Begin Material provided
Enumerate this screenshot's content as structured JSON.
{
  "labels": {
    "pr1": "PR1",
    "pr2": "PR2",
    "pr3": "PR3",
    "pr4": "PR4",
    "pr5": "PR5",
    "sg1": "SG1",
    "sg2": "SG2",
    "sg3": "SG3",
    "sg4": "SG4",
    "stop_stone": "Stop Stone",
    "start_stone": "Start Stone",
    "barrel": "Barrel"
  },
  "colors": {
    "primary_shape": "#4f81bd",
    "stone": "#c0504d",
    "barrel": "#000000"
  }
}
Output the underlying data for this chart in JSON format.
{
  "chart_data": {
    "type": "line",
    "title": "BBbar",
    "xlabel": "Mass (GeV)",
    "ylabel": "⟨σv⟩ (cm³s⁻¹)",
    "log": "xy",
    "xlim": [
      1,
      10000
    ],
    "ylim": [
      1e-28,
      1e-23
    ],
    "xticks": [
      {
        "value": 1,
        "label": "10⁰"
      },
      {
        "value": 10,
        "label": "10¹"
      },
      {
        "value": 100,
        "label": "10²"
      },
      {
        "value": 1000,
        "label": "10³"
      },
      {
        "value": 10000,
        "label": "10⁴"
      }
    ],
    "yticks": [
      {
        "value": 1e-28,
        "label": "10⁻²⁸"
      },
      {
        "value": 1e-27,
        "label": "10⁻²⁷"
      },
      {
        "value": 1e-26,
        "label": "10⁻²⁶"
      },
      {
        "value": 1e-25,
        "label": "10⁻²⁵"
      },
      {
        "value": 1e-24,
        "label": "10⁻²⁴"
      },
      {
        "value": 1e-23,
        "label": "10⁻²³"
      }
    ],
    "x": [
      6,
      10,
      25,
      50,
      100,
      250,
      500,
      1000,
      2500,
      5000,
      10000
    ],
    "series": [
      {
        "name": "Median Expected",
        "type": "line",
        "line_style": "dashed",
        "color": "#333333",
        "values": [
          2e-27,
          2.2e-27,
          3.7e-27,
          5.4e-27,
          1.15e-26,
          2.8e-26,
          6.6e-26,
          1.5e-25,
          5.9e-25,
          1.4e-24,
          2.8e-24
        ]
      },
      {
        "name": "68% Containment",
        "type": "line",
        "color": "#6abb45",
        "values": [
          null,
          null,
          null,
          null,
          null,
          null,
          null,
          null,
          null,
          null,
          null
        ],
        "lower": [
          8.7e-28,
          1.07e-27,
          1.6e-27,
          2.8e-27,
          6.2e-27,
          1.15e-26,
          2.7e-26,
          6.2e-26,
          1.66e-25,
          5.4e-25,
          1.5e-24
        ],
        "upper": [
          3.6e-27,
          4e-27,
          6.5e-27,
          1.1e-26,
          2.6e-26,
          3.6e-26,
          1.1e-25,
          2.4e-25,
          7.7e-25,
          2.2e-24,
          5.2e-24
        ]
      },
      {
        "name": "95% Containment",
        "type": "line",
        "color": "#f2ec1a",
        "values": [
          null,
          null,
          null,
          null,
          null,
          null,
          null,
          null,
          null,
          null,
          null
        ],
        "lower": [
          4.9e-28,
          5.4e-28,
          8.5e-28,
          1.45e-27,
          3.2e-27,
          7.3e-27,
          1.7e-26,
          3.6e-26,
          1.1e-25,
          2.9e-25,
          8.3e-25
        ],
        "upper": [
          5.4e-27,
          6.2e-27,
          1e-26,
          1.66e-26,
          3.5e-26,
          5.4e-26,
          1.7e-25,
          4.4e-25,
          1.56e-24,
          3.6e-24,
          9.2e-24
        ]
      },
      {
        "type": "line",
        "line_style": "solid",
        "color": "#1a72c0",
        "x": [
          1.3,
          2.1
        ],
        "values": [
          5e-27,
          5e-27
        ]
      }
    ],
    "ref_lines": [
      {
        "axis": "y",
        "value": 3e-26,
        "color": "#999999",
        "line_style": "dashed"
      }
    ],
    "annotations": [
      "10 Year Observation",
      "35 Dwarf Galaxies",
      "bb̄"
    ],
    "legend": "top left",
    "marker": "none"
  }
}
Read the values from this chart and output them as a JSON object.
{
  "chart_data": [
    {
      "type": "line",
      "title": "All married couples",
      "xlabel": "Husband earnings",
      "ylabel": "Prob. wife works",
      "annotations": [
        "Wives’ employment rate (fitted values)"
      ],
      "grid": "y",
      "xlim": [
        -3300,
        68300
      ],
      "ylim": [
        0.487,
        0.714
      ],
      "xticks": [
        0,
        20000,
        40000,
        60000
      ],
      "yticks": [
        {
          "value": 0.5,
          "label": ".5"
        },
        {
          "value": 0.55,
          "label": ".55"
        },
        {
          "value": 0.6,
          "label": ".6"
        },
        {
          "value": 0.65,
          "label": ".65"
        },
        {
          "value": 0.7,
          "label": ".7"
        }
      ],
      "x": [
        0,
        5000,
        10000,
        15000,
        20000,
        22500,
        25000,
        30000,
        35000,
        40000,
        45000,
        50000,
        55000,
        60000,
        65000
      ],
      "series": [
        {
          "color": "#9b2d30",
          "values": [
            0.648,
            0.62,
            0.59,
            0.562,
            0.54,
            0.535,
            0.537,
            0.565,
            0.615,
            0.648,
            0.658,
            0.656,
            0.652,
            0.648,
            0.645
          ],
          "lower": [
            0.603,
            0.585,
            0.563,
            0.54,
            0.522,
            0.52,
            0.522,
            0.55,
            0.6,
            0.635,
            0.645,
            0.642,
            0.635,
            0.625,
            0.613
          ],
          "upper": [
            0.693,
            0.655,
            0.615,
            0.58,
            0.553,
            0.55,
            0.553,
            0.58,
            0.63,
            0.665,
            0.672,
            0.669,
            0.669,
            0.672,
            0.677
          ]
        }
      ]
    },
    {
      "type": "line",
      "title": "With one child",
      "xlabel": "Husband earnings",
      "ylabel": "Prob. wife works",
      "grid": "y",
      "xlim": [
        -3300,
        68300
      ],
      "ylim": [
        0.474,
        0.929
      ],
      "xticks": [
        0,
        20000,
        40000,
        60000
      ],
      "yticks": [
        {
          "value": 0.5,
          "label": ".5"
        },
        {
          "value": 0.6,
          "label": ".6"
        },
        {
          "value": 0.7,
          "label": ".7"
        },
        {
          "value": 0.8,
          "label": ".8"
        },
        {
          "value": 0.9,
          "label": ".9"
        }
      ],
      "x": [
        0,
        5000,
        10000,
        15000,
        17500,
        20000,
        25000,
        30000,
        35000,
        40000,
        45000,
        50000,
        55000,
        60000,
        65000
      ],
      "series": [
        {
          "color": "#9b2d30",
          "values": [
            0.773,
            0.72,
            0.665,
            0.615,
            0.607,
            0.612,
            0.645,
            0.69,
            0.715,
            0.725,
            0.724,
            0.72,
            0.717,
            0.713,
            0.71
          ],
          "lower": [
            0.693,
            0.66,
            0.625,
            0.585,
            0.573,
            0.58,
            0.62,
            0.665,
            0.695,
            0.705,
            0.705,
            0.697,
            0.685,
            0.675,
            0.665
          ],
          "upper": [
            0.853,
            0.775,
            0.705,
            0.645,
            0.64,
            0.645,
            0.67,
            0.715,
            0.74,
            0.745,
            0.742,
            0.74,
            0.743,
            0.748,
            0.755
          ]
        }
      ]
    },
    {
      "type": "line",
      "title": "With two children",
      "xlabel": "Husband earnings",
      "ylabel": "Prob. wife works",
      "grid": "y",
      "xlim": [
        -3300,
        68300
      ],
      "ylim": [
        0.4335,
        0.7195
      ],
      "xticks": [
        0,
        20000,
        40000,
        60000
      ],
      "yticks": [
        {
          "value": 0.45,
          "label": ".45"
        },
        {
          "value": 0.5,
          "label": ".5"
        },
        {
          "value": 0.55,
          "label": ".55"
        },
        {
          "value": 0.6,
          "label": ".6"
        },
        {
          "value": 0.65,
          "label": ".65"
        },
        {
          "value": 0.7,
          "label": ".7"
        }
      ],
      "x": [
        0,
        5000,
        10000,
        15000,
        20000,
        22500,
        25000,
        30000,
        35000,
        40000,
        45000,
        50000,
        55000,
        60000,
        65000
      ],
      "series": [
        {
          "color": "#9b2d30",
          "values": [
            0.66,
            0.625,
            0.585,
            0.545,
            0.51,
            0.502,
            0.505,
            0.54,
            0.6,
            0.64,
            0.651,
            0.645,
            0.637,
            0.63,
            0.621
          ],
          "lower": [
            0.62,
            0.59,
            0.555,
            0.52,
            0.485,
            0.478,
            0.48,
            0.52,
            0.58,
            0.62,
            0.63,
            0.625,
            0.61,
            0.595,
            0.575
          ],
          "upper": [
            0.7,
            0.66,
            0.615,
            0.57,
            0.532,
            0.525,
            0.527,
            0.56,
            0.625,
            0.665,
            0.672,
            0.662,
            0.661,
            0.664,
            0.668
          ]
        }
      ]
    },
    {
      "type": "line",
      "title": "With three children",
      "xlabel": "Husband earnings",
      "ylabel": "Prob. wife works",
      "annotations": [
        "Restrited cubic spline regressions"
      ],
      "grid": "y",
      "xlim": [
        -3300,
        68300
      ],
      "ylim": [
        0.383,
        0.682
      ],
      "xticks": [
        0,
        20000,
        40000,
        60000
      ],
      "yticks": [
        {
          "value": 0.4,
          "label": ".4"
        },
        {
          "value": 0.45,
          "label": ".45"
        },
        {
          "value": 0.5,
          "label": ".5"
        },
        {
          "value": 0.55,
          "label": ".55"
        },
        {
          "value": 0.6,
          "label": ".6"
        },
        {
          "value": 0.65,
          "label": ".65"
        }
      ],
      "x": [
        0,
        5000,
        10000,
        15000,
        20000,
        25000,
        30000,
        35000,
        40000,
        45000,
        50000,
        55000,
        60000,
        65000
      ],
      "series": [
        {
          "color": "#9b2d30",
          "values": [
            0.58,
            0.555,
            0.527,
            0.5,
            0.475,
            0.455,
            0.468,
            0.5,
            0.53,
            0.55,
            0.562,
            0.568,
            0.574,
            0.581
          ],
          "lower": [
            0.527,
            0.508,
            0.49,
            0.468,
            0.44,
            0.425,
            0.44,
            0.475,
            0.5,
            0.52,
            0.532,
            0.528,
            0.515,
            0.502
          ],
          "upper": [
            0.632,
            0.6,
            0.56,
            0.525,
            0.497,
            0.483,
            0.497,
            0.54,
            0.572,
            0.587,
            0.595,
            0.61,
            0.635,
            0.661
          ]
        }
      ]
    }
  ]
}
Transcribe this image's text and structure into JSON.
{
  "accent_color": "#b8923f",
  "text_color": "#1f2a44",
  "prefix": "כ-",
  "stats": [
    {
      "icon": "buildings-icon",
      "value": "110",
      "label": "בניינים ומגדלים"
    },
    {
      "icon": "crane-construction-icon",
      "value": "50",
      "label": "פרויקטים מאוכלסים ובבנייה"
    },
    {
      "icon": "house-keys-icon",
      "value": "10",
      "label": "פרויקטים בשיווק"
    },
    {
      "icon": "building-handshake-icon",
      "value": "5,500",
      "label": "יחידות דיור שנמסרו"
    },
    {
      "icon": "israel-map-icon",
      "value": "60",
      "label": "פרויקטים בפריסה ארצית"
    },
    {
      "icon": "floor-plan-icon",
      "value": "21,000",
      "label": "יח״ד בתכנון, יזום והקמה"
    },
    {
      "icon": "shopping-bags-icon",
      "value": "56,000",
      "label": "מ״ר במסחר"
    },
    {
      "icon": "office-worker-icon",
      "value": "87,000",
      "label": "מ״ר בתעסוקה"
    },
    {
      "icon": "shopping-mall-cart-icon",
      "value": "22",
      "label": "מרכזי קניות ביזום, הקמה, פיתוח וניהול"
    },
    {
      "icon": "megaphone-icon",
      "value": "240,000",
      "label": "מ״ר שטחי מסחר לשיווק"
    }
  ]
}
End Material provided
-- What the task requires --
Go over the data above and copy every line that has the word "shopping" in it.

-- Written solution --
      "icon": "shopping-bags-icon",
      "icon": "shopping-mall-cart-icon",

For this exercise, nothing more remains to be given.